-- Begin Listed records --
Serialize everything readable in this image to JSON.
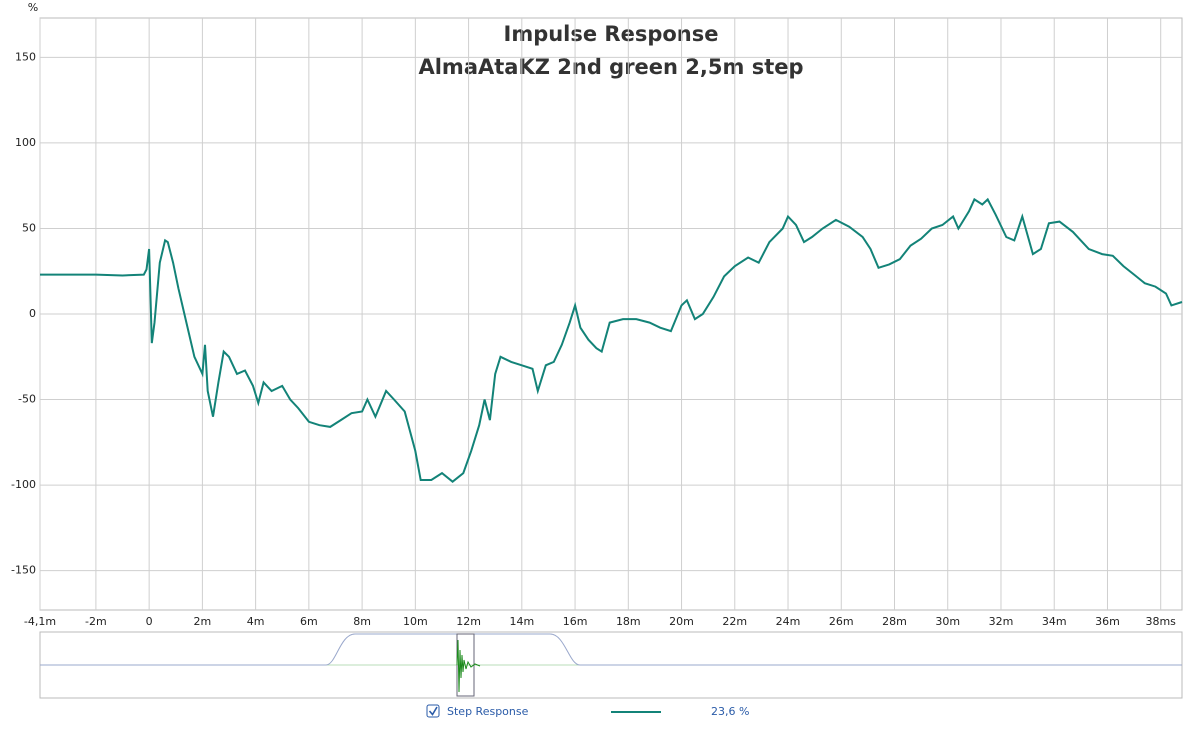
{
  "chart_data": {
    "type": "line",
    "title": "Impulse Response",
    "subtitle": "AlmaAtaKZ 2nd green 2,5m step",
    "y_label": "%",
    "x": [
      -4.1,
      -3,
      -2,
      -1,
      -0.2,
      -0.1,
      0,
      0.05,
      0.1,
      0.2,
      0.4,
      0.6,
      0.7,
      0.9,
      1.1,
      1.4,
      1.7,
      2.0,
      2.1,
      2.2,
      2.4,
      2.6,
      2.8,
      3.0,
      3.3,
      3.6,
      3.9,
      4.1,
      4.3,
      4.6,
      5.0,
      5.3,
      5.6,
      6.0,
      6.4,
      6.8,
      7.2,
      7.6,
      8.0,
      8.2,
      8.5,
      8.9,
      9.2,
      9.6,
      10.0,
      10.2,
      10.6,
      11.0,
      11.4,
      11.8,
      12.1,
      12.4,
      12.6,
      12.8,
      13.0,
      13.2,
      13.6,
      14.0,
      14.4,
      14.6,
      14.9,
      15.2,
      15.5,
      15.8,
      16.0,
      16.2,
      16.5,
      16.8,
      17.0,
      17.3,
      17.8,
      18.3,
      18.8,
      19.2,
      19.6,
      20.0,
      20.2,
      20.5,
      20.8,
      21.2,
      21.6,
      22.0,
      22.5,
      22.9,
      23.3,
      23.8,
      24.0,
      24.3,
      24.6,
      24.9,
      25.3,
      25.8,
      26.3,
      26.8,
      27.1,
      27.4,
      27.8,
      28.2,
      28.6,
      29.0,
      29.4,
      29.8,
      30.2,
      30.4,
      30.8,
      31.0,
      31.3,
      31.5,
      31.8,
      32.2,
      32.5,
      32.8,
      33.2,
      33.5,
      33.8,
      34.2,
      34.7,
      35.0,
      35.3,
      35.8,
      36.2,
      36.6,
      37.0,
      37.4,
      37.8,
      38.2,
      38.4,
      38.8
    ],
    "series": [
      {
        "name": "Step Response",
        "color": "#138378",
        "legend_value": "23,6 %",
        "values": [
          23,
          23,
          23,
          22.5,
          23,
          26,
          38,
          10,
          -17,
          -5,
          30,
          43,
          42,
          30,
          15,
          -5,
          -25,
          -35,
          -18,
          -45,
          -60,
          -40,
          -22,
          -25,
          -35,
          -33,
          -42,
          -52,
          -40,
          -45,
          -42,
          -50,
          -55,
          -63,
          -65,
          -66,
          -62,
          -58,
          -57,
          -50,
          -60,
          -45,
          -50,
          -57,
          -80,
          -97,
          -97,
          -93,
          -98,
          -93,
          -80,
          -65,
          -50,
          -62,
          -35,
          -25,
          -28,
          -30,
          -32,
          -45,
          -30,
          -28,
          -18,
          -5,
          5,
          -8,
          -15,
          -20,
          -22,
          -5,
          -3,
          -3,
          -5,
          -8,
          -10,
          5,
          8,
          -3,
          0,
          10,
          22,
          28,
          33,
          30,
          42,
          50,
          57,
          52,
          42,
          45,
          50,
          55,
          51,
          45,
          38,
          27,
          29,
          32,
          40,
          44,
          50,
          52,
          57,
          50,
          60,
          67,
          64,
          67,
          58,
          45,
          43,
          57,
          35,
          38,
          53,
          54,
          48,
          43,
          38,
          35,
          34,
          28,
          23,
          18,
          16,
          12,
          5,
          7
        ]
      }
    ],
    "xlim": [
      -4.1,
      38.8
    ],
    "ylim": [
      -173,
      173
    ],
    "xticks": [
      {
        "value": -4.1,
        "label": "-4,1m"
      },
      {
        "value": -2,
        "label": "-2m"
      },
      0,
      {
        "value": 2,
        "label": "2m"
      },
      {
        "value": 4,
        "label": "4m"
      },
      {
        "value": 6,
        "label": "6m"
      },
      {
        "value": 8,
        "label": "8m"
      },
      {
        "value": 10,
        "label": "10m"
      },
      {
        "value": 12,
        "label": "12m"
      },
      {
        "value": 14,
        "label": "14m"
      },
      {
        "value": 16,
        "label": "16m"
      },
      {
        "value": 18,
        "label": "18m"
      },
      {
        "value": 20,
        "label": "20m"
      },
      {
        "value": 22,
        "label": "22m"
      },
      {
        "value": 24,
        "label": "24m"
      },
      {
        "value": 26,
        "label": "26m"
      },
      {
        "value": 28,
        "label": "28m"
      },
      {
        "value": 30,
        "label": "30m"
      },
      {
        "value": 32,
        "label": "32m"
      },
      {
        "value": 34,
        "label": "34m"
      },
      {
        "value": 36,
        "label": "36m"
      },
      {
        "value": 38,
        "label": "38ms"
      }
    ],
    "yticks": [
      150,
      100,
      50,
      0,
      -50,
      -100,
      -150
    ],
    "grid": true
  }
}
-- End Listed records --
What to work on:
Every entry must be written out exactly, with all pictures left out.

The completed task:
Serialize everything readable in this image to JSON.
{
  "chart_data": {
    "type": "line",
    "title": "Impulse Response",
    "subtitle": "AlmaAtaKZ 2nd green 2,5m step",
    "y_label": "%",
    "x": [
      -4.1,
      -3,
      -2,
      -1,
      -0.2,
      -0.1,
      0,
      0.05,
      0.1,
      0.2,
      0.4,
      0.6,
      0.7,
      0.9,
      1.1,
      1.4,
      1.7,
      2.0,
      2.1,
      2.2,
      2.4,
      2.6,
      2.8,
      3.0,
      3.3,
      3.6,
      3.9,
      4.1,
      4.3,
      4.6,
      5.0,
      5.3,
      5.6,
      6.0,
      6.4,
      6.8,
      7.2,
      7.6,
      8.0,
      8.2,
      8.5,
      8.9,
      9.2,
      9.6,
      10.0,
      10.2,
      10.6,
      11.0,
      11.4,
      11.8,
      12.1,
      12.4,
      12.6,
      12.8,
      13.0,
      13.2,
      13.6,
      14.0,
      14.4,
      14.6,
      14.9,
      15.2,
      15.5,
      15.8,
      16.0,
      16.2,
      16.5,
      16.8,
      17.0,
      17.3,
      17.8,
      18.3,
      18.8,
      19.2,
      19.6,
      20.0,
      20.2,
      20.5,
      20.8,
      21.2,
      21.6,
      22.0,
      22.5,
      22.9,
      23.3,
      23.8,
      24.0,
      24.3,
      24.6,
      24.9,
      25.3,
      25.8,
      26.3,
      26.8,
      27.1,
      27.4,
      27.8,
      28.2,
      28.6,
      29.0,
      29.4,
      29.8,
      30.2,
      30.4,
      30.8,
      31.0,
      31.3,
      31.5,
      31.8,
      32.2,
      32.5,
      32.8,
      33.2,
      33.5,
      33.8,
      34.2,
      34.7,
      35.0,
      35.3,
      35.8,
      36.2,
      36.6,
      37.0,
      37.4,
      37.8,
      38.2,
      38.4,
      38.8
    ],
    "series": [
      {
        "name": "Step Response",
        "color": "#138378",
        "legend_value": "23,6 %",
        "values": [
          23,
          23,
          23,
          22.5,
          23,
          26,
          38,
          10,
          -17,
          -5,
          30,
          43,
          42,
          30,
          15,
          -5,
          -25,
          -35,
          -18,
          -45,
          -60,
          -40,
          -22,
          -25,
          -35,
          -33,
          -42,
          -52,
          -40,
          -45,
          -42,
          -50,
          -55,
          -63,
          -65,
          -66,
          -62,
          -58,
          -57,
          -50,
          -60,
          -45,
          -50,
          -57,
          -80,
          -97,
          -97,
          -93,
          -98,
          -93,
          -80,
          -65,
          -50,
          -62,
          -35,
          -25,
          -28,
          -30,
          -32,
          -45,
          -30,
          -28,
          -18,
          -5,
          5,
          -8,
          -15,
          -20,
          -22,
          -5,
          -3,
          -3,
          -5,
          -8,
          -10,
          5,
          8,
          -3,
          0,
          10,
          22,
          28,
          33,
          30,
          42,
          50,
          57,
          52,
          42,
          45,
          50,
          55,
          51,
          45,
          38,
          27,
          29,
          32,
          40,
          44,
          50,
          52,
          57,
          50,
          60,
          67,
          64,
          67,
          58,
          45,
          43,
          57,
          35,
          38,
          53,
          54,
          48,
          43,
          38,
          35,
          34,
          28,
          23,
          18,
          16,
          12,
          5,
          7
        ]
      }
    ],
    "xlim": [
      -4.1,
      38.8
    ],
    "ylim": [
      -173,
      173
    ],
    "xticks": [
      {
        "value": -4.1,
        "label": "-4,1m"
      },
      {
        "value": -2,
        "label": "-2m"
      },
      0,
      {
        "value": 2,
        "label": "2m"
      },
      {
        "value": 4,
        "label": "4m"
      },
      {
        "value": 6,
        "label": "6m"
      },
      {
        "value": 8,
        "label": "8m"
      },
      {
        "value": 10,
        "label": "10m"
      },
      {
        "value": 12,
        "label": "12m"
      },
      {
        "value": 14,
        "label": "14m"
      },
      {
        "value": 16,
        "label": "16m"
      },
      {
        "value": 18,
        "label": "18m"
      },
      {
        "value": 20,
        "label": "20m"
      },
      {
        "value": 22,
        "label": "22m"
      },
      {
        "value": 24,
        "label": "24m"
      },
      {
        "value": 26,
        "label": "26m"
      },
      {
        "value": 28,
        "label": "28m"
      },
      {
        "value": 30,
        "label": "30m"
      },
      {
        "value": 32,
        "label": "32m"
      },
      {
        "value": 34,
        "label": "34m"
      },
      {
        "value": 36,
        "label": "36m"
      },
      {
        "value": 38,
        "label": "38ms"
      }
    ],
    "yticks": [
      150,
      100,
      50,
      0,
      -50,
      -100,
      -150
    ],
    "grid": true
  }
}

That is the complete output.